* Request *
Every line below is to be quoted exactly, with nothing added or dropped.

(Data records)
▼
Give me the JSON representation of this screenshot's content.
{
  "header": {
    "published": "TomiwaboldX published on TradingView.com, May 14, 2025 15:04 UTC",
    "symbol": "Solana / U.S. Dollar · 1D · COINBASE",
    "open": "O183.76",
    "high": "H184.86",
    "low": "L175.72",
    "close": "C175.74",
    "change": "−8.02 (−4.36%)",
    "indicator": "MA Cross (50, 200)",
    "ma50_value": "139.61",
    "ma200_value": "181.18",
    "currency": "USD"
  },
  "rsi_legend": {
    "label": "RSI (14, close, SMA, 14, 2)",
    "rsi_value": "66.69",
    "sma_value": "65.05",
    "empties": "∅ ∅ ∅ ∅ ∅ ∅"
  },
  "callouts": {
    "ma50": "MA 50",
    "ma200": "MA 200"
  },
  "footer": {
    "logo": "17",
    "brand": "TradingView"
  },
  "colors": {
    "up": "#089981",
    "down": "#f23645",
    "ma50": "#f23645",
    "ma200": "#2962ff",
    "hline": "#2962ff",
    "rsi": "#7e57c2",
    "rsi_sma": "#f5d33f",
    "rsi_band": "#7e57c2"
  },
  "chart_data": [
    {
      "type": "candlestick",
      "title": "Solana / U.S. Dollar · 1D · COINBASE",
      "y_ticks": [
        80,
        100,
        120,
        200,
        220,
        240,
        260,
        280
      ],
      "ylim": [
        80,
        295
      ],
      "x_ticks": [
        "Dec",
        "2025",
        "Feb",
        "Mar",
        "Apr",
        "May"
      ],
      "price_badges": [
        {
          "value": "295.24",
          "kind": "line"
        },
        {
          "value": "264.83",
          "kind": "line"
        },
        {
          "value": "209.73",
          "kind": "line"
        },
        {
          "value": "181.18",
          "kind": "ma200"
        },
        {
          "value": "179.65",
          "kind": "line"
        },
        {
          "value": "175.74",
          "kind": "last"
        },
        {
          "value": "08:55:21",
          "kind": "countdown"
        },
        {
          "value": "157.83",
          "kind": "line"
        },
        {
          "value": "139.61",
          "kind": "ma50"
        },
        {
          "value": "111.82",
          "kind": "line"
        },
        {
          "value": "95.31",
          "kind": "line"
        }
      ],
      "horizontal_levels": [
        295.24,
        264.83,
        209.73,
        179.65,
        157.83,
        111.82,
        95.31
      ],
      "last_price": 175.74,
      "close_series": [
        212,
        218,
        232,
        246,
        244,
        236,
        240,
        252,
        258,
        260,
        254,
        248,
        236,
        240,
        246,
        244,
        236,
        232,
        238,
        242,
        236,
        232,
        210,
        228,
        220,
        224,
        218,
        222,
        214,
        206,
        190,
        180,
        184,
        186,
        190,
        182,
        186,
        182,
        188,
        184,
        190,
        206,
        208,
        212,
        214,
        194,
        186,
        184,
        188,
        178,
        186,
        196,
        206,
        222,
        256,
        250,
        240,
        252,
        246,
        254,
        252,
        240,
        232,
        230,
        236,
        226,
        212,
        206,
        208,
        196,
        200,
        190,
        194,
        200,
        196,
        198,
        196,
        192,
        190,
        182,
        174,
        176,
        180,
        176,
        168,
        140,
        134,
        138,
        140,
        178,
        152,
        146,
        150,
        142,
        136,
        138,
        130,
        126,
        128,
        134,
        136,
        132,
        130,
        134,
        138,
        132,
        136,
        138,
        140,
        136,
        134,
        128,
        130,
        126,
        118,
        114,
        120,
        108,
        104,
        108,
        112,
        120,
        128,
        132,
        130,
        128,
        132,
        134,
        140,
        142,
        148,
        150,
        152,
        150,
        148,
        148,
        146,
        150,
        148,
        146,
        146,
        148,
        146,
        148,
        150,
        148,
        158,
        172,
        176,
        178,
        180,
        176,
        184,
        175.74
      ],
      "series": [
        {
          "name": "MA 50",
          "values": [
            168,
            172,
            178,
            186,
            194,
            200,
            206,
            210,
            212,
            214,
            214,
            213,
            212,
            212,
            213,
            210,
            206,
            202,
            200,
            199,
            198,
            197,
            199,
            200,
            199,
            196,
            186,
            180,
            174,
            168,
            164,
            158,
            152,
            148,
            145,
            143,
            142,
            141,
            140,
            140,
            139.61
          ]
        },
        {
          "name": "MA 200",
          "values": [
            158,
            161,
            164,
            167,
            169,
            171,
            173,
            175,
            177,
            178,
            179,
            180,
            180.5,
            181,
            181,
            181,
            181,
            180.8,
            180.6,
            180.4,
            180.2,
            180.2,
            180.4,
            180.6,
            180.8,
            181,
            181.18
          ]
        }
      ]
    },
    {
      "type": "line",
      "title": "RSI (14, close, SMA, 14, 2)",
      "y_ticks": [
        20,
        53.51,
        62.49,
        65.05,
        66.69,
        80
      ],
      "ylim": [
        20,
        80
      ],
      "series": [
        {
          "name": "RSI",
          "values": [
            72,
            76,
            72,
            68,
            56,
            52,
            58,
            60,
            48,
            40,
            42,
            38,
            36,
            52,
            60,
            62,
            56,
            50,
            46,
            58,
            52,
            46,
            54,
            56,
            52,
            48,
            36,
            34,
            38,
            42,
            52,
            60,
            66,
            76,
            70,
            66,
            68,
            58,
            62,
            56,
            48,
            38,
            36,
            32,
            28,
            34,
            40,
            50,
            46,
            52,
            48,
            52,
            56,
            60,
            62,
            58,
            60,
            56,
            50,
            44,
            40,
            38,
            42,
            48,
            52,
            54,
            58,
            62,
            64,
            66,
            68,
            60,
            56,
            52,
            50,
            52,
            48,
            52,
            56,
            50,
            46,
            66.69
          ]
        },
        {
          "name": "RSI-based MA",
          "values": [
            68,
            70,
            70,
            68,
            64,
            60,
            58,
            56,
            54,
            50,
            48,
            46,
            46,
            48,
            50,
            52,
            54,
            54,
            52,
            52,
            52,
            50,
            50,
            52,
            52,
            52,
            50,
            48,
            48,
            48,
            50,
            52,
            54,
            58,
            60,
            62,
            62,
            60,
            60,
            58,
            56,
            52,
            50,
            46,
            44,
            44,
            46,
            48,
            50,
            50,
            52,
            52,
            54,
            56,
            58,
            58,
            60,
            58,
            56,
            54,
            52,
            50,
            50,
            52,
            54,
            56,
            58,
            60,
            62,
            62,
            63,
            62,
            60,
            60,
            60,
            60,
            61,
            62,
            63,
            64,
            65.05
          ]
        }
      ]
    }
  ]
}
▲
* Written reply *
Give me the JSON representation of this screenshot's content.
{
  "header": {
    "published": "TomiwaboldX published on TradingView.com, May 14, 2025 15:04 UTC",
    "symbol": "Solana / U.S. Dollar · 1D · COINBASE",
    "open": "O183.76",
    "high": "H184.86",
    "low": "L175.72",
    "close": "C175.74",
    "change": "−8.02 (−4.36%)",
    "indicator": "MA Cross (50, 200)",
    "ma50_value": "139.61",
    "ma200_value": "181.18",
    "currency": "USD"
  },
  "rsi_legend": {
    "label": "RSI (14, close, SMA, 14, 2)",
    "rsi_value": "66.69",
    "sma_value": "65.05",
    "empties": "∅ ∅ ∅ ∅ ∅ ∅"
  },
  "callouts": {
    "ma50": "MA 50",
    "ma200": "MA 200"
  },
  "footer": {
    "logo": "17",
    "brand": "TradingView"
  },
  "colors": {
    "up": "#089981",
    "down": "#f23645",
    "ma50": "#f23645",
    "ma200": "#2962ff",
    "hline": "#2962ff",
    "rsi": "#7e57c2",
    "rsi_sma": "#f5d33f",
    "rsi_band": "#7e57c2"
  },
  "chart_data": [
    {
      "type": "candlestick",
      "title": "Solana / U.S. Dollar · 1D · COINBASE",
      "y_ticks": [
        80,
        100,
        120,
        200,
        220,
        240,
        260,
        280
      ],
      "ylim": [
        80,
        295
      ],
      "x_ticks": [
        "Dec",
        "2025",
        "Feb",
        "Mar",
        "Apr",
        "May"
      ],
      "price_badges": [
        {
          "value": "295.24",
          "kind": "line"
        },
        {
          "value": "264.83",
          "kind": "line"
        },
        {
          "value": "209.73",
          "kind": "line"
        },
        {
          "value": "181.18",
          "kind": "ma200"
        },
        {
          "value": "179.65",
          "kind": "line"
        },
        {
          "value": "175.74",
          "kind": "last"
        },
        {
          "value": "08:55:21",
          "kind": "countdown"
        },
        {
          "value": "157.83",
          "kind": "line"
        },
        {
          "value": "139.61",
          "kind": "ma50"
        },
        {
          "value": "111.82",
          "kind": "line"
        },
        {
          "value": "95.31",
          "kind": "line"
        }
      ],
      "horizontal_levels": [
        295.24,
        264.83,
        209.73,
        179.65,
        157.83,
        111.82,
        95.31
      ],
      "last_price": 175.74,
      "close_series": [
        212,
        218,
        232,
        246,
        244,
        236,
        240,
        252,
        258,
        260,
        254,
        248,
        236,
        240,
        246,
        244,
        236,
        232,
        238,
        242,
        236,
        232,
        210,
        228,
        220,
        224,
        218,
        222,
        214,
        206,
        190,
        180,
        184,
        186,
        190,
        182,
        186,
        182,
        188,
        184,
        190,
        206,
        208,
        212,
        214,
        194,
        186,
        184,
        188,
        178,
        186,
        196,
        206,
        222,
        256,
        250,
        240,
        252,
        246,
        254,
        252,
        240,
        232,
        230,
        236,
        226,
        212,
        206,
        208,
        196,
        200,
        190,
        194,
        200,
        196,
        198,
        196,
        192,
        190,
        182,
        174,
        176,
        180,
        176,
        168,
        140,
        134,
        138,
        140,
        178,
        152,
        146,
        150,
        142,
        136,
        138,
        130,
        126,
        128,
        134,
        136,
        132,
        130,
        134,
        138,
        132,
        136,
        138,
        140,
        136,
        134,
        128,
        130,
        126,
        118,
        114,
        120,
        108,
        104,
        108,
        112,
        120,
        128,
        132,
        130,
        128,
        132,
        134,
        140,
        142,
        148,
        150,
        152,
        150,
        148,
        148,
        146,
        150,
        148,
        146,
        146,
        148,
        146,
        148,
        150,
        148,
        158,
        172,
        176,
        178,
        180,
        176,
        184,
        175.74
      ],
      "series": [
        {
          "name": "MA 50",
          "values": [
            168,
            172,
            178,
            186,
            194,
            200,
            206,
            210,
            212,
            214,
            214,
            213,
            212,
            212,
            213,
            210,
            206,
            202,
            200,
            199,
            198,
            197,
            199,
            200,
            199,
            196,
            186,
            180,
            174,
            168,
            164,
            158,
            152,
            148,
            145,
            143,
            142,
            141,
            140,
            140,
            139.61
          ]
        },
        {
          "name": "MA 200",
          "values": [
            158,
            161,
            164,
            167,
            169,
            171,
            173,
            175,
            177,
            178,
            179,
            180,
            180.5,
            181,
            181,
            181,
            181,
            180.8,
            180.6,
            180.4,
            180.2,
            180.2,
            180.4,
            180.6,
            180.8,
            181,
            181.18
          ]
        }
      ]
    },
    {
      "type": "line",
      "title": "RSI (14, close, SMA, 14, 2)",
      "y_ticks": [
        20,
        53.51,
        62.49,
        65.05,
        66.69,
        80
      ],
      "ylim": [
        20,
        80
      ],
      "series": [
        {
          "name": "RSI",
          "values": [
            72,
            76,
            72,
            68,
            56,
            52,
            58,
            60,
            48,
            40,
            42,
            38,
            36,
            52,
            60,
            62,
            56,
            50,
            46,
            58,
            52,
            46,
            54,
            56,
            52,
            48,
            36,
            34,
            38,
            42,
            52,
            60,
            66,
            76,
            70,
            66,
            68,
            58,
            62,
            56,
            48,
            38,
            36,
            32,
            28,
            34,
            40,
            50,
            46,
            52,
            48,
            52,
            56,
            60,
            62,
            58,
            60,
            56,
            50,
            44,
            40,
            38,
            42,
            48,
            52,
            54,
            58,
            62,
            64,
            66,
            68,
            60,
            56,
            52,
            50,
            52,
            48,
            52,
            56,
            50,
            46,
            66.69
          ]
        },
        {
          "name": "RSI-based MA",
          "values": [
            68,
            70,
            70,
            68,
            64,
            60,
            58,
            56,
            54,
            50,
            48,
            46,
            46,
            48,
            50,
            52,
            54,
            54,
            52,
            52,
            52,
            50,
            50,
            52,
            52,
            52,
            50,
            48,
            48,
            48,
            50,
            52,
            54,
            58,
            60,
            62,
            62,
            60,
            60,
            58,
            56,
            52,
            50,
            46,
            44,
            44,
            46,
            48,
            50,
            50,
            52,
            52,
            54,
            56,
            58,
            58,
            60,
            58,
            56,
            54,
            52,
            50,
            50,
            52,
            54,
            56,
            58,
            60,
            62,
            62,
            63,
            62,
            60,
            60,
            60,
            60,
            61,
            62,
            63,
            64,
            65.05
          ]
        }
      ]
    }
  ]
}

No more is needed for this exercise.